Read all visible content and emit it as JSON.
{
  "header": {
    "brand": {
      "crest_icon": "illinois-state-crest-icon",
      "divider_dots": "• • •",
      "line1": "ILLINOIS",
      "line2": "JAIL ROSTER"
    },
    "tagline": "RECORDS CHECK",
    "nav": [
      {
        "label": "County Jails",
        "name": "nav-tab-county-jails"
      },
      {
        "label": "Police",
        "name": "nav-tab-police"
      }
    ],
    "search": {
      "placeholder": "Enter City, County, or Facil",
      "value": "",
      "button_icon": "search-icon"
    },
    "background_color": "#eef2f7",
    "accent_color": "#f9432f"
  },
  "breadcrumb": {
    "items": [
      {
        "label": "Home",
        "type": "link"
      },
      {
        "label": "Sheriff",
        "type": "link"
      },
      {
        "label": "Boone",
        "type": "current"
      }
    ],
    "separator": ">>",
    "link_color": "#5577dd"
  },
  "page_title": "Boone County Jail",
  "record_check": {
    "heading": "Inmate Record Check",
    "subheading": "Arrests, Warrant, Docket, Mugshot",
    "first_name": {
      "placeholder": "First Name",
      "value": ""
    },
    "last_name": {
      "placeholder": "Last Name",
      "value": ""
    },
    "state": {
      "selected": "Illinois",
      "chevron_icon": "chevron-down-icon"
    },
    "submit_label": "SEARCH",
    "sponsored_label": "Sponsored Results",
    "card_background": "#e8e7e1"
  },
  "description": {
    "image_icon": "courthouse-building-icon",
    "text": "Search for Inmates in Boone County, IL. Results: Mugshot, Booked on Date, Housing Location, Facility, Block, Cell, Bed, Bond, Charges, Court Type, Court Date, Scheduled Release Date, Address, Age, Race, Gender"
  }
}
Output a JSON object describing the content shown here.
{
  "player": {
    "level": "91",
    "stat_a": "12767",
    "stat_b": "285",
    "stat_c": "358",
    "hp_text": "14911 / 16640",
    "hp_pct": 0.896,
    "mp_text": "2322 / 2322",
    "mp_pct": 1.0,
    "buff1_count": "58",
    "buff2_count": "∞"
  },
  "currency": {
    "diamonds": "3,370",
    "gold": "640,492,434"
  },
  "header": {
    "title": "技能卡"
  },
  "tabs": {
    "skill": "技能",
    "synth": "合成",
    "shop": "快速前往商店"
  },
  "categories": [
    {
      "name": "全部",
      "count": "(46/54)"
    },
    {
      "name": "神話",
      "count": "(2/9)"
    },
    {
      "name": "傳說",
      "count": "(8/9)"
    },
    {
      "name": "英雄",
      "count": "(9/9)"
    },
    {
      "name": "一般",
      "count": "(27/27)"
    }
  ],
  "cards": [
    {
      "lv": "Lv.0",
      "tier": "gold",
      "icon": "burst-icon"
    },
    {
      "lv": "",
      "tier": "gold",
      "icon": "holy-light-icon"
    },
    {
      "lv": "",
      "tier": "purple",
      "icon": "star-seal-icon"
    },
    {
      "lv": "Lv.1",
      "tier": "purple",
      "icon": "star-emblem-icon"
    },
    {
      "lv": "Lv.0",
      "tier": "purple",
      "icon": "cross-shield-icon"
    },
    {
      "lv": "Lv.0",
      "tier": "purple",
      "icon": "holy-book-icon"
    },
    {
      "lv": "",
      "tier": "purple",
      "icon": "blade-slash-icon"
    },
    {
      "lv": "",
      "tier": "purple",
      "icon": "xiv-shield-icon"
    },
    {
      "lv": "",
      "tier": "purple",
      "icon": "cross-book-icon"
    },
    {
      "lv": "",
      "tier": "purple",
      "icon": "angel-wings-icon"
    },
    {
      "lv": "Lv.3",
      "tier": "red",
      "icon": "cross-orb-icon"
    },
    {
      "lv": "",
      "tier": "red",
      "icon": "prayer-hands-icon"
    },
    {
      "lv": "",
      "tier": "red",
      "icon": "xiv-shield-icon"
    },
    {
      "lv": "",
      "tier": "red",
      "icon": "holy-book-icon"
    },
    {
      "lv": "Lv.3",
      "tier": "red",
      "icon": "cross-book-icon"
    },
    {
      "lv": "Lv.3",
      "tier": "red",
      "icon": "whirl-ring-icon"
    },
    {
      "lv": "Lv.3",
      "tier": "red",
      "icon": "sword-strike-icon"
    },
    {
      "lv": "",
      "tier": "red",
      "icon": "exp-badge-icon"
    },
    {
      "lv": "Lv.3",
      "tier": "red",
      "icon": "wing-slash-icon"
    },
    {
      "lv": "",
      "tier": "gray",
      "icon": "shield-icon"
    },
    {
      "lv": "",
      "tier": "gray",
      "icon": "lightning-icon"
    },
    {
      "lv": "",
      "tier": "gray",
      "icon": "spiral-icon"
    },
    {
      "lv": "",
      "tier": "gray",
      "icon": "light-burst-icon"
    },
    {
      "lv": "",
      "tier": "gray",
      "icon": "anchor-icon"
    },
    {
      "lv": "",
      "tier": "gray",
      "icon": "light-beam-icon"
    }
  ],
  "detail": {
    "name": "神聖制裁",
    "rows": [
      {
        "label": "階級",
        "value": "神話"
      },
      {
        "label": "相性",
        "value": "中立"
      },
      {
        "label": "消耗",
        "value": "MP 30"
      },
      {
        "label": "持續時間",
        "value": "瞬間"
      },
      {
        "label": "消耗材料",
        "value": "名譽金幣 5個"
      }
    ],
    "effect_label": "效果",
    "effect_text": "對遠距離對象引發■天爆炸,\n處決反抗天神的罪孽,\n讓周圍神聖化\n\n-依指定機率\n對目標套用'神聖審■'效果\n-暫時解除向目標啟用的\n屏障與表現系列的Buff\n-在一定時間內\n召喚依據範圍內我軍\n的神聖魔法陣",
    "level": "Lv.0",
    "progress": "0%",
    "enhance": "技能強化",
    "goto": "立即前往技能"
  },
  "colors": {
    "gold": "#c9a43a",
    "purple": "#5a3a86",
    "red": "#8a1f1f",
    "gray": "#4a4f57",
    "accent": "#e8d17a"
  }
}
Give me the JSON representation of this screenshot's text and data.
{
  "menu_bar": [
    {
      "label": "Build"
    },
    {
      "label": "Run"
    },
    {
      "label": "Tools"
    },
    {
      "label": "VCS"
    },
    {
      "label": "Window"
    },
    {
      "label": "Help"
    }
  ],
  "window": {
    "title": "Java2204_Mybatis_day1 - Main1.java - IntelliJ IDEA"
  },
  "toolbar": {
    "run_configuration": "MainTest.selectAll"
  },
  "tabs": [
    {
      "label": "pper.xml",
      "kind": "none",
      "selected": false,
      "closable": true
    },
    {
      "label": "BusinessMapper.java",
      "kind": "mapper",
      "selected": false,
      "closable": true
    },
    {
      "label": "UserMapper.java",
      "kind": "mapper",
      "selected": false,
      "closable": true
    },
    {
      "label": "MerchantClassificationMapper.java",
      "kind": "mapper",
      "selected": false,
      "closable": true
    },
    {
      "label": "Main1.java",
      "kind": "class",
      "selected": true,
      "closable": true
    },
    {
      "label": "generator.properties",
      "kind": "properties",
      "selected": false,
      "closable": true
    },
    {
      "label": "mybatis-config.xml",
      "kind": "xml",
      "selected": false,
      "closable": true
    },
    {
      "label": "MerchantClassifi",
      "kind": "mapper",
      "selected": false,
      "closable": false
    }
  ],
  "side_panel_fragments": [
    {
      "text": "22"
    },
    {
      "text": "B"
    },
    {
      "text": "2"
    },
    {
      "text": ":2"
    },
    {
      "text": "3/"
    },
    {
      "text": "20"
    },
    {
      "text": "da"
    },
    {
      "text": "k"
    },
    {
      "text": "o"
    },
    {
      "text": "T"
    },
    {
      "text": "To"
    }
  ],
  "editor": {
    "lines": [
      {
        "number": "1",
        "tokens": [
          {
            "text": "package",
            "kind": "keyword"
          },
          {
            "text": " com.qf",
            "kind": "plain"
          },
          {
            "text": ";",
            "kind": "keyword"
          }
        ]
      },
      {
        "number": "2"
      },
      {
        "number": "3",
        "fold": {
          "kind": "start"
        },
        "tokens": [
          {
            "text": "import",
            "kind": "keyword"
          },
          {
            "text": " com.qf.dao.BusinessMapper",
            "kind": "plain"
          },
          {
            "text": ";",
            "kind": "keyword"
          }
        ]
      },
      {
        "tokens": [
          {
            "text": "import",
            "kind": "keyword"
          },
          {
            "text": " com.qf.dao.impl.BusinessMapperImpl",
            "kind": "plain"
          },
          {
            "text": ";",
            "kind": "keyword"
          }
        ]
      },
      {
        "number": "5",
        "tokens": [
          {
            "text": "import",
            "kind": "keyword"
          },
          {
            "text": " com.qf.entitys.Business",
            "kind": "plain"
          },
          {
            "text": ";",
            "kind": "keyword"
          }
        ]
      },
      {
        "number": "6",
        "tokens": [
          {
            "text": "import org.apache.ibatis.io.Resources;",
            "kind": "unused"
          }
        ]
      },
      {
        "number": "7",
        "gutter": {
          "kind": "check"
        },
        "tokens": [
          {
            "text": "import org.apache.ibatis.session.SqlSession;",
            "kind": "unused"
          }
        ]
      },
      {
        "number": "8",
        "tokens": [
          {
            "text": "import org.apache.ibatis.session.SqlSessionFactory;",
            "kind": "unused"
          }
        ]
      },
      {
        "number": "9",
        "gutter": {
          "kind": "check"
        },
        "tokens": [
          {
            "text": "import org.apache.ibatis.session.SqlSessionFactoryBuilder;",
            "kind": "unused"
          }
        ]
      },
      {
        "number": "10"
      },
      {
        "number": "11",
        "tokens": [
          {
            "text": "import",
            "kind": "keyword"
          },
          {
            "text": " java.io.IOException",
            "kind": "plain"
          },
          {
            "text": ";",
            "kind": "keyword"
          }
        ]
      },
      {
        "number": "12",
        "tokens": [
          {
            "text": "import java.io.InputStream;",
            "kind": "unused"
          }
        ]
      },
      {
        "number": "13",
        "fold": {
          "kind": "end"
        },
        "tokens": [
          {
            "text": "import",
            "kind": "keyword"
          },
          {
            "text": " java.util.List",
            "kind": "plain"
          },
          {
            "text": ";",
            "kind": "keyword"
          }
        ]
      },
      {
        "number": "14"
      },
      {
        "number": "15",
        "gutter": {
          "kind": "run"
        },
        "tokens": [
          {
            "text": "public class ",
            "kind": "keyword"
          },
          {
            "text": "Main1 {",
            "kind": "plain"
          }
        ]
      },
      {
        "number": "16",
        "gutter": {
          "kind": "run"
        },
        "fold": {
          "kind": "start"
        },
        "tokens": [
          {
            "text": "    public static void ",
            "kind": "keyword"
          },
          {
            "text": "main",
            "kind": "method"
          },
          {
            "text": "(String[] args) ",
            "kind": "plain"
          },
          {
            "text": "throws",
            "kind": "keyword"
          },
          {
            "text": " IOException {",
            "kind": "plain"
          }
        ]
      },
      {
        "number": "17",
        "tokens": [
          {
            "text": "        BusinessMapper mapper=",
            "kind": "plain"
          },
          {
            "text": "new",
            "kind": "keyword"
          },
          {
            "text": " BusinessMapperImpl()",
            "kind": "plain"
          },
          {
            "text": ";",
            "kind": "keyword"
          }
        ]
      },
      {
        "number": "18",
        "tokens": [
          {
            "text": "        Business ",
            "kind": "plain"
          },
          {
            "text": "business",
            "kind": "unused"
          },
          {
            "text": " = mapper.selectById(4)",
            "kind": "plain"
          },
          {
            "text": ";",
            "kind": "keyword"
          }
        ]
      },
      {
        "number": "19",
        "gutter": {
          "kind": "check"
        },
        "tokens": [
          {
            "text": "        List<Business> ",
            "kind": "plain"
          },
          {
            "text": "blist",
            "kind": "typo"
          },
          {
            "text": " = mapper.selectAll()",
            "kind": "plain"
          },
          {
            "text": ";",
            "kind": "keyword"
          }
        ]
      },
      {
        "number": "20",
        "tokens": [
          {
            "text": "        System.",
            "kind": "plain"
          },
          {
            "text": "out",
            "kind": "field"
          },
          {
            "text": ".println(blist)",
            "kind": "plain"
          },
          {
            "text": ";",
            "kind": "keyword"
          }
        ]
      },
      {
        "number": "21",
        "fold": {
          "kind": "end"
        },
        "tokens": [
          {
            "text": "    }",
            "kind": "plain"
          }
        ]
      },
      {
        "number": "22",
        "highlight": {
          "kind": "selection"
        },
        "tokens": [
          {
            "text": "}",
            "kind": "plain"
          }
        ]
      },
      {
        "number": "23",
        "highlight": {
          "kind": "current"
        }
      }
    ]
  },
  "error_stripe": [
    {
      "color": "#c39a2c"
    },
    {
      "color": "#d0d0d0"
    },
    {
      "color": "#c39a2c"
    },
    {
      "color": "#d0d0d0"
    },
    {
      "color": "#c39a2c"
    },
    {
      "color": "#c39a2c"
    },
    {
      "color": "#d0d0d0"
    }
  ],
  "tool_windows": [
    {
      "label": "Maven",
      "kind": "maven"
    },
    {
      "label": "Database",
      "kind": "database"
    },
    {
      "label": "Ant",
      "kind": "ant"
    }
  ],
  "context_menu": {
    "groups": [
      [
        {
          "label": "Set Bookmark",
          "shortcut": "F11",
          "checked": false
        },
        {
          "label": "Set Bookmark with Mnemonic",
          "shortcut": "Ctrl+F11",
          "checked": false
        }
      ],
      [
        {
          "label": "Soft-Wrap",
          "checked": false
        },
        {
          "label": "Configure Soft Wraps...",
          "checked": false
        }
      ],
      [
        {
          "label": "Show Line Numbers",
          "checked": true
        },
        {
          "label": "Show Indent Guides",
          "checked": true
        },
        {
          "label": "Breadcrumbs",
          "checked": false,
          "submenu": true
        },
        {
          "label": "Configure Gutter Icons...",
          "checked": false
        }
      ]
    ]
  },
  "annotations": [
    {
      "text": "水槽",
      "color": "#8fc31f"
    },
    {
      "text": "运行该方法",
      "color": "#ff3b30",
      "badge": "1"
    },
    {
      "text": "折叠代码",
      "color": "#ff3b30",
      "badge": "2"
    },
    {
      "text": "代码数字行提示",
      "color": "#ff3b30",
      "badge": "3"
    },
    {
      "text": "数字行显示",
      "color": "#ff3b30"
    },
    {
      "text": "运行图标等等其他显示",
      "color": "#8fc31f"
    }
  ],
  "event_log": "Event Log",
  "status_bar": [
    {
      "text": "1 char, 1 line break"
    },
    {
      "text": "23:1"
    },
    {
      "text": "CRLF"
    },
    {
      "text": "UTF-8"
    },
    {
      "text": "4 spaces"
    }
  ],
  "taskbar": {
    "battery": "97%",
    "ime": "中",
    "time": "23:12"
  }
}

> [Requirements]:
In the entries above, locate every line with the word "selectAll" and copy it.

> [Solution to this problem]:
    "run_configuration": "MainTest.selectAll"
            "text": " = mapper.selectAll()",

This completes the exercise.